= About this exercise =
Could you reproduce every record below exactly, excluding all pictures?
○ ○ ○ ○
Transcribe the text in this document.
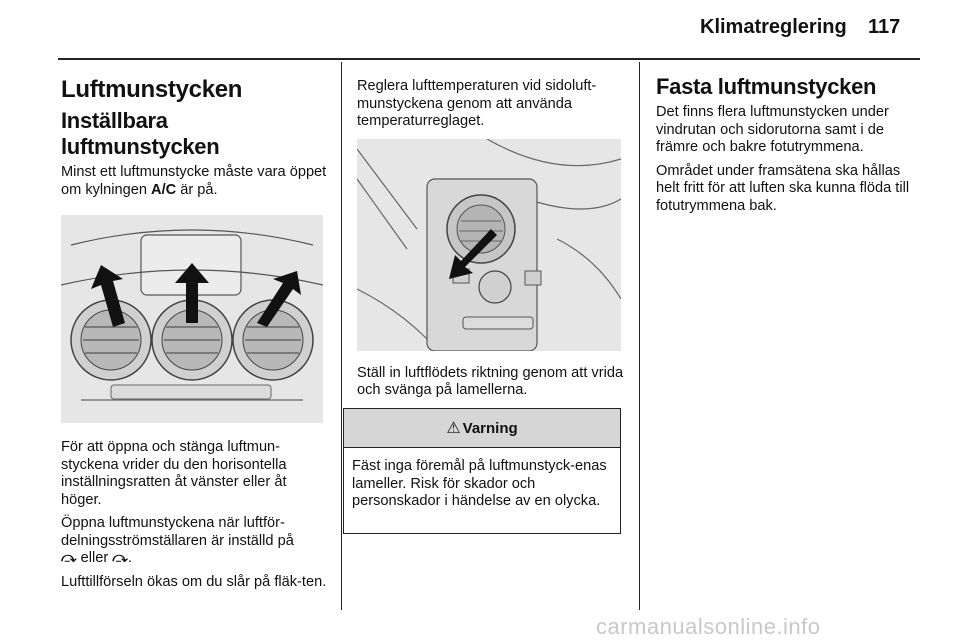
Klimatreglering 117
Luftmunstycken
Inställbara luftmunstycken

Minst ett luftmunstycke måste vara öppet om kylningen A/C är på.

För att öppna och stänga luftmun-styckena vrider du den horisontella inställningsratten åt vänster eller åt höger.

Öppna luftmunstyckena när luftför-delningsströmställaren är inställd på
⤼ eller ⤼.

Lufttillförseln ökas om du slår på fläk-ten.

Reglera lufttemperaturen vid sidoluft-munstyckena genom att använda temperaturreglaget.

Ställ in luftflödets riktning genom att vrida och svänga på lamellerna.

⚠ Varning
Fäst inga föremål på luftmunstyck-enas lameller. Risk för skador och personskador i händelse av en olycka.
Fasta luftmunstycken

Det finns flera luftmunstycken under vindrutan och sidorutorna samt i de främre och bakre fotutrymmena.

Området under framsätena ska hållas helt fritt för att luften ska kunna flöda till fotutrymmena bak.

carmanualsonline.info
○ ○ ○ ○
= Task response =
Transcribe the text in this document.
Klimatreglering 117
Luftmunstycken
Inställbara luftmunstycken

Minst ett luftmunstycke måste vara öppet om kylningen A/C är på.

För att öppna och stänga luftmun-styckena vrider du den horisontella inställningsratten åt vänster eller åt höger.

Öppna luftmunstyckena när luftför-delningsströmställaren är inställd på
⤼ eller ⤼.

Lufttillförseln ökas om du slår på fläk-ten.

Reglera lufttemperaturen vid sidoluft-munstyckena genom att använda temperaturreglaget.

Ställ in luftflödets riktning genom att vrida och svänga på lamellerna.

⚠ Varning
Fäst inga föremål på luftmunstyck-enas lameller. Risk för skador och personskador i händelse av en olycka.
Fasta luftmunstycken

Det finns flera luftmunstycken under vindrutan och sidorutorna samt i de främre och bakre fotutrymmena.

Området under framsätena ska hållas helt fritt för att luften ska kunna flöda till fotutrymmena bak.

carmanualsonline.info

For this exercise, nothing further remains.